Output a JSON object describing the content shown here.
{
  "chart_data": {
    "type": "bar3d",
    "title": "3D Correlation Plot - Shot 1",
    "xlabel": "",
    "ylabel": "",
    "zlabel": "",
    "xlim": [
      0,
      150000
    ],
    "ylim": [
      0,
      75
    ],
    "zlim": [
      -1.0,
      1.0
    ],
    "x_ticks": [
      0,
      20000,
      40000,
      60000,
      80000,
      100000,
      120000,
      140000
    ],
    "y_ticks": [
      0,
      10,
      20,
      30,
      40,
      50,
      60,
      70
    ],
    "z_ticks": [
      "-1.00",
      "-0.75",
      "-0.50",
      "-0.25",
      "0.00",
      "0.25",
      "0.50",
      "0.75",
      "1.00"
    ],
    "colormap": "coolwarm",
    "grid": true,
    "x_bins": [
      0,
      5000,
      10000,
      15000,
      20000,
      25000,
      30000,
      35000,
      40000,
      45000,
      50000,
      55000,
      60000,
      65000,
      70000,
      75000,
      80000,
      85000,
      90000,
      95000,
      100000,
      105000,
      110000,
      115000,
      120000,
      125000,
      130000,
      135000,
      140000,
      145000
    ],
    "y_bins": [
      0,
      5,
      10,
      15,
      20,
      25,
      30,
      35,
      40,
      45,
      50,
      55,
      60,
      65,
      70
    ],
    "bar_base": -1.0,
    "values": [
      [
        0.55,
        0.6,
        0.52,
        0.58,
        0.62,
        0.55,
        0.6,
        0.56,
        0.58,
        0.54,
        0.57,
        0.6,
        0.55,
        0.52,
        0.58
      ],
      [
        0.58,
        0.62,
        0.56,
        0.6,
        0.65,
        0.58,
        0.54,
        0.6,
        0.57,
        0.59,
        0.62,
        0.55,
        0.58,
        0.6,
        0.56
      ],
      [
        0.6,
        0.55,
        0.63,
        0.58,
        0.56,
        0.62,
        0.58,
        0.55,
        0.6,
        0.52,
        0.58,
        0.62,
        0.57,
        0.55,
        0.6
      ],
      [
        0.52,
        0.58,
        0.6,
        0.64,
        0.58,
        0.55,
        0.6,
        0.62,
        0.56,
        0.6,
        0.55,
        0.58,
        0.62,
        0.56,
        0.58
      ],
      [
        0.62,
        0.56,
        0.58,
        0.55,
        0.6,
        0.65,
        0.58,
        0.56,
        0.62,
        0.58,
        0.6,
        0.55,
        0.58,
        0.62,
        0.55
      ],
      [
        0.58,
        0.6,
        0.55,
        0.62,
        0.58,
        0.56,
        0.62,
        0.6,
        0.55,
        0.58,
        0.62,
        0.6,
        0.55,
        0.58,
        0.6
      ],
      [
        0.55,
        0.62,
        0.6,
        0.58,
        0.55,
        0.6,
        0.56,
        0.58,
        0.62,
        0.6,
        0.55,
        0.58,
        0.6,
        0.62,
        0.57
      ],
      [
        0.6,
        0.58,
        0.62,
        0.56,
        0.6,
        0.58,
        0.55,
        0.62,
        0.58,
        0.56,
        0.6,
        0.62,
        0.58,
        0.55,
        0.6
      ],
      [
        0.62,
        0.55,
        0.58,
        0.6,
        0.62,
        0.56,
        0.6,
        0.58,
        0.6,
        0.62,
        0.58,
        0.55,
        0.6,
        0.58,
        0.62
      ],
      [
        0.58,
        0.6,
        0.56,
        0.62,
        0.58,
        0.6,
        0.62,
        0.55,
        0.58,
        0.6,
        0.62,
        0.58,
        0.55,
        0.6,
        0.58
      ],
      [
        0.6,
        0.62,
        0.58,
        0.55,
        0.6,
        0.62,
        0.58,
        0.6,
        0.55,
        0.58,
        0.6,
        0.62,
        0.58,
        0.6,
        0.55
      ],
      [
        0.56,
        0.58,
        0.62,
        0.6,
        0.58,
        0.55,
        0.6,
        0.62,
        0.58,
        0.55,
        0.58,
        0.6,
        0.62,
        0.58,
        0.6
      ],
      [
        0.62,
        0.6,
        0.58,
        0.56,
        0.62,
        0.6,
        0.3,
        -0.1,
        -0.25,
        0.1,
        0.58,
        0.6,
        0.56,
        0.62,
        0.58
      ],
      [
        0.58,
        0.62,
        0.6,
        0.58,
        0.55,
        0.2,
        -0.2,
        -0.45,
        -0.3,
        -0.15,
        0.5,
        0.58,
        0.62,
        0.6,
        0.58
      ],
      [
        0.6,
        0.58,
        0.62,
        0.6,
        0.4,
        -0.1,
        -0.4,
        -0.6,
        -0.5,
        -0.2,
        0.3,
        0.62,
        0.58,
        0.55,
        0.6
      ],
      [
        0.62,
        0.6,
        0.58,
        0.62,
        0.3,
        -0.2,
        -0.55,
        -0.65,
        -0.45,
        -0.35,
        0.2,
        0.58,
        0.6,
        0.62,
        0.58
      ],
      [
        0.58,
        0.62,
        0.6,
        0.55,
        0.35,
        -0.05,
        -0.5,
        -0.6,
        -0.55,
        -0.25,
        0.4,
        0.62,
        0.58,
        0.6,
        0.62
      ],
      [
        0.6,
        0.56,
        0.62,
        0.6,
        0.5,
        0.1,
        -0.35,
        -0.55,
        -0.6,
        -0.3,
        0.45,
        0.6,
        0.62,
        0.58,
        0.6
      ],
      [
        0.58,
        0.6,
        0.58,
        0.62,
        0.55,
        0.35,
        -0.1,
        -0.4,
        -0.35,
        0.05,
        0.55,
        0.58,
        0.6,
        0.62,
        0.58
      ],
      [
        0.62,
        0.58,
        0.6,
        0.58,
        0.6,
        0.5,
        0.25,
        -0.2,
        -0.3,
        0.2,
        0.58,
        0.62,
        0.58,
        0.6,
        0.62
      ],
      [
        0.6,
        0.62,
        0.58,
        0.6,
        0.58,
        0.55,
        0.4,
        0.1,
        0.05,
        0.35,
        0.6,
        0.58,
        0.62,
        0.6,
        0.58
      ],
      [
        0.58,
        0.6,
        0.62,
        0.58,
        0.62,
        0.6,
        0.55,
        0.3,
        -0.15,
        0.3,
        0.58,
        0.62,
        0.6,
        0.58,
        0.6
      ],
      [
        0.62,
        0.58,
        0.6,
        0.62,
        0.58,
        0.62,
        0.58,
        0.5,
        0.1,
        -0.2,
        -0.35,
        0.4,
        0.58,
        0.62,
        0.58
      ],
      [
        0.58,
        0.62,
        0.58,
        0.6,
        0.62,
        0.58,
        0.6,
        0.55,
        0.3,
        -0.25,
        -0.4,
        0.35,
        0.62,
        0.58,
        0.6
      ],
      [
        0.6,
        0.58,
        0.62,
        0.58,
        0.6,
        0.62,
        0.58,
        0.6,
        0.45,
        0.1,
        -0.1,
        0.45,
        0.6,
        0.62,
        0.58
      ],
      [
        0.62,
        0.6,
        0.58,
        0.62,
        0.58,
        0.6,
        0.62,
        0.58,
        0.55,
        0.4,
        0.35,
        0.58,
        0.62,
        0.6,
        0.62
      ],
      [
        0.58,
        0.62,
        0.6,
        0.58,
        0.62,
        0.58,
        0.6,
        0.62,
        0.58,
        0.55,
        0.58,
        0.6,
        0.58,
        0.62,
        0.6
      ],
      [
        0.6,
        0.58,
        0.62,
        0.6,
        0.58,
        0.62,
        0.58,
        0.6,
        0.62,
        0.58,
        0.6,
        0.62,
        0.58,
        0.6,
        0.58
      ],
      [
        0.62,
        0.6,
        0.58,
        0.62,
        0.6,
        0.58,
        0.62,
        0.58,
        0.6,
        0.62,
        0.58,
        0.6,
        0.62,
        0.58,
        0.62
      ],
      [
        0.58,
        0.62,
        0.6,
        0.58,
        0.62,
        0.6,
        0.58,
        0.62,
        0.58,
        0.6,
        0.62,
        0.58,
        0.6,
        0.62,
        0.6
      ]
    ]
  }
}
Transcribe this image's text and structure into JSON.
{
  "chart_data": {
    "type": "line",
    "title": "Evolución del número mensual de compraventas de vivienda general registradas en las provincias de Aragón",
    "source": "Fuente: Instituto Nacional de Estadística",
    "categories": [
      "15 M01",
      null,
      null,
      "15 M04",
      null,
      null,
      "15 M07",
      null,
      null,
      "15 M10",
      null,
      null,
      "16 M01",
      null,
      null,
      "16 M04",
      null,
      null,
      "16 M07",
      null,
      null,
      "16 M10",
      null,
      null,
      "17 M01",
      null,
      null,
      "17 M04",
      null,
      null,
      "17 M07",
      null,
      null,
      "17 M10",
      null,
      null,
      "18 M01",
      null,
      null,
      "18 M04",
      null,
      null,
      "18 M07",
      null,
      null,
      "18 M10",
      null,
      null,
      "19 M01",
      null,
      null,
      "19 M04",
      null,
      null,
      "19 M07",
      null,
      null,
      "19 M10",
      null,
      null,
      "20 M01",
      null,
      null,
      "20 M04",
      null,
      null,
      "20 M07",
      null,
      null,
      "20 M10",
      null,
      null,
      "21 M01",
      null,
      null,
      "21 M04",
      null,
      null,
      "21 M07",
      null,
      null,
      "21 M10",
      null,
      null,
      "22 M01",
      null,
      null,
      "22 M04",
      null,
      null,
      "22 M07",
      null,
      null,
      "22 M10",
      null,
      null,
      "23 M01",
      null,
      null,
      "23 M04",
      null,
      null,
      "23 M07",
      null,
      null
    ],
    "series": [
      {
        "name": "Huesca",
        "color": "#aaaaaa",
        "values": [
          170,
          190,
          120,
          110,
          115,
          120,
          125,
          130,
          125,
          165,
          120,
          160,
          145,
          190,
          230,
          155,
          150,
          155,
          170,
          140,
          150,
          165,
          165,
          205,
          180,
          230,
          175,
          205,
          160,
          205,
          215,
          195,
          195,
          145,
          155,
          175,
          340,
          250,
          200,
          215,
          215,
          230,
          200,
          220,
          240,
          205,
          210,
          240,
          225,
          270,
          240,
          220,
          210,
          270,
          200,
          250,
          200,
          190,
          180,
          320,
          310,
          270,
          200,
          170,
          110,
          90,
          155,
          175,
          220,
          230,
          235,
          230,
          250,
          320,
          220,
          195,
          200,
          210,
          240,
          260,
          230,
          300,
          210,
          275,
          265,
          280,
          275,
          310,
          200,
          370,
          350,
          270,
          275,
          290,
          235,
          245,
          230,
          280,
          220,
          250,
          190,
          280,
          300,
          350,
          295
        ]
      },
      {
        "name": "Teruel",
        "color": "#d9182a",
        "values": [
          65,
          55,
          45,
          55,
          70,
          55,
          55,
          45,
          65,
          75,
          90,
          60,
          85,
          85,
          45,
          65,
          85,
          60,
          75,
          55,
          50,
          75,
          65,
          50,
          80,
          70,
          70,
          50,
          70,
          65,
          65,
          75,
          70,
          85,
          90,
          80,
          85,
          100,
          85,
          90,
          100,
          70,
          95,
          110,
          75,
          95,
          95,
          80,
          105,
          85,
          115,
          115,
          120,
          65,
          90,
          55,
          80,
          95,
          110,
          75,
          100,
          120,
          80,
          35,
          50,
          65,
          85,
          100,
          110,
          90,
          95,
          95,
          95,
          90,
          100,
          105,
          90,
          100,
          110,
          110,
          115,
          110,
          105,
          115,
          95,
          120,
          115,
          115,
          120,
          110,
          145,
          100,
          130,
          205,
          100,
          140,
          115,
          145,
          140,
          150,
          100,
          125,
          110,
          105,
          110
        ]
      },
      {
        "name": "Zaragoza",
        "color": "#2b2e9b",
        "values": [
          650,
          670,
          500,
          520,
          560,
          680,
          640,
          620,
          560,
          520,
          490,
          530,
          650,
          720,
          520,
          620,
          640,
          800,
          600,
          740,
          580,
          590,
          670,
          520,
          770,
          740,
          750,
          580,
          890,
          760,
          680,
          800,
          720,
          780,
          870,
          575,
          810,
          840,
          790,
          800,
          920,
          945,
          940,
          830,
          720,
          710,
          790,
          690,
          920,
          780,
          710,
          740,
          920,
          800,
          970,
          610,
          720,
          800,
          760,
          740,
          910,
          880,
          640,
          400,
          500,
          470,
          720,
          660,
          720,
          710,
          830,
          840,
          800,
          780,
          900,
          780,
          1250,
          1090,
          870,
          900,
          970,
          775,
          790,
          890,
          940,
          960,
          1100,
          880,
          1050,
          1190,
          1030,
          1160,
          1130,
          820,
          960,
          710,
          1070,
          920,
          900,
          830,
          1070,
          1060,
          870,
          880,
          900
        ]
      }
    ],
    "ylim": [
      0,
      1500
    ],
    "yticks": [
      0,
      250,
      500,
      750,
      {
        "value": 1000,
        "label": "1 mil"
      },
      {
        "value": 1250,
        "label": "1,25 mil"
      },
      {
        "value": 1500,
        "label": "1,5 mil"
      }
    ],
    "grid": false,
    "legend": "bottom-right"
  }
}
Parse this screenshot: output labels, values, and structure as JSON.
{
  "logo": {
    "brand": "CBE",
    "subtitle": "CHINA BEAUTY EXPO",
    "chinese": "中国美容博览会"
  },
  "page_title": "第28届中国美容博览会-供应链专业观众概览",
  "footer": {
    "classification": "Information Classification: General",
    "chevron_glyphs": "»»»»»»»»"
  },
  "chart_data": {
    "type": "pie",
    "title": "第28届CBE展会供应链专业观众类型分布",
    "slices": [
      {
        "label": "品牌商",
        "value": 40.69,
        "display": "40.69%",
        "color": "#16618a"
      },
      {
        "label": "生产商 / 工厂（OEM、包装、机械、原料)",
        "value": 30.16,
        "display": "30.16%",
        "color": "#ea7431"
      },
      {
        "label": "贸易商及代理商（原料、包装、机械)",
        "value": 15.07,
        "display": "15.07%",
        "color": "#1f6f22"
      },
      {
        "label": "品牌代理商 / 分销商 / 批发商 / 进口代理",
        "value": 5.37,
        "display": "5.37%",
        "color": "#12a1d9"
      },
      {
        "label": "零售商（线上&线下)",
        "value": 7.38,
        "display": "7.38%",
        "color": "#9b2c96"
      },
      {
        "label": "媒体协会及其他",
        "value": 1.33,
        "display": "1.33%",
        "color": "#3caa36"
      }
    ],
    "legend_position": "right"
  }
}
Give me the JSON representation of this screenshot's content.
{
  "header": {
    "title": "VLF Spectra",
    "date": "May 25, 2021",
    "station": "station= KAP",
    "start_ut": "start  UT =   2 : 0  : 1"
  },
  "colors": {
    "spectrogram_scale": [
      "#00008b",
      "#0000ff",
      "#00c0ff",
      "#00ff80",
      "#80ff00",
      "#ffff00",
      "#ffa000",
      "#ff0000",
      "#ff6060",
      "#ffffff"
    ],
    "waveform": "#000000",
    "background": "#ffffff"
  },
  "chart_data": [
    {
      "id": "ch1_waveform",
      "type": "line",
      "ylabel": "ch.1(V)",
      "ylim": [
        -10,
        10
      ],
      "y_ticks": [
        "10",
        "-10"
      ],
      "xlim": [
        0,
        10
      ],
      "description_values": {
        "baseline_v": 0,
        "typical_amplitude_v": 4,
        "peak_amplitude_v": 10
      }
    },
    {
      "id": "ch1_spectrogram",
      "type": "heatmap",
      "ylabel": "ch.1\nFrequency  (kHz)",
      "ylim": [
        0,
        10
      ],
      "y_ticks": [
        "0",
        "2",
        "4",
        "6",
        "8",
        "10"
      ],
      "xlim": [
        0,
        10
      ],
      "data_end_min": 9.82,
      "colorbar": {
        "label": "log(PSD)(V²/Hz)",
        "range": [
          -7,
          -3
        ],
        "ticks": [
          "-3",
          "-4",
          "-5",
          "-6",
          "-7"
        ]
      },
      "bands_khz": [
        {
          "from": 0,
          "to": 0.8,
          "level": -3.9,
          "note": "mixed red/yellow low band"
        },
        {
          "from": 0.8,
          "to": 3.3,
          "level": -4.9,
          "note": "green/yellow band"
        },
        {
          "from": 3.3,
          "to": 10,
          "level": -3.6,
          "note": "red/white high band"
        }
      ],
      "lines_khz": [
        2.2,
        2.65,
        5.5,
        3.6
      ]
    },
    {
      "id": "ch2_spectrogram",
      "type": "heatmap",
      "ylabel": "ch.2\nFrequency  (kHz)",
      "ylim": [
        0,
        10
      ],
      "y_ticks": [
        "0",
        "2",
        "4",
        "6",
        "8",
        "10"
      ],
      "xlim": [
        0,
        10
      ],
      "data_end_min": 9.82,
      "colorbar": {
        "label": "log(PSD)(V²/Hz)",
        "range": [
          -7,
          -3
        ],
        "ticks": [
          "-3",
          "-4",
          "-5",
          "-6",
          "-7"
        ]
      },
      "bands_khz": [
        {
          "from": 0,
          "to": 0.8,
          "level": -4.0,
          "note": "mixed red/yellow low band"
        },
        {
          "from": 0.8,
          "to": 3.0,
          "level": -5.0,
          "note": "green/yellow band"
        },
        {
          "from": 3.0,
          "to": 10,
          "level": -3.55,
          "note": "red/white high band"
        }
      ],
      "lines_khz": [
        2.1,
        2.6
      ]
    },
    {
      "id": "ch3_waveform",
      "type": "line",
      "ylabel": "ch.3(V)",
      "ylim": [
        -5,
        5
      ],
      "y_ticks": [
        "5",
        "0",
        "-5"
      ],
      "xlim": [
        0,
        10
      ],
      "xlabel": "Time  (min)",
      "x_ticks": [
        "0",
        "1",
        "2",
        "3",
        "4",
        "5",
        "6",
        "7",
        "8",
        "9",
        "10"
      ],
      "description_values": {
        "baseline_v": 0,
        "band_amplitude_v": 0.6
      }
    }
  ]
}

◆ ◆ ◆

Objective :: Spot every line that holds "structure" and copy it.

The answer ::
Transcribe this image's text and structure into JSON.
Parse this screenshot: output labels, values, and structure as JSON.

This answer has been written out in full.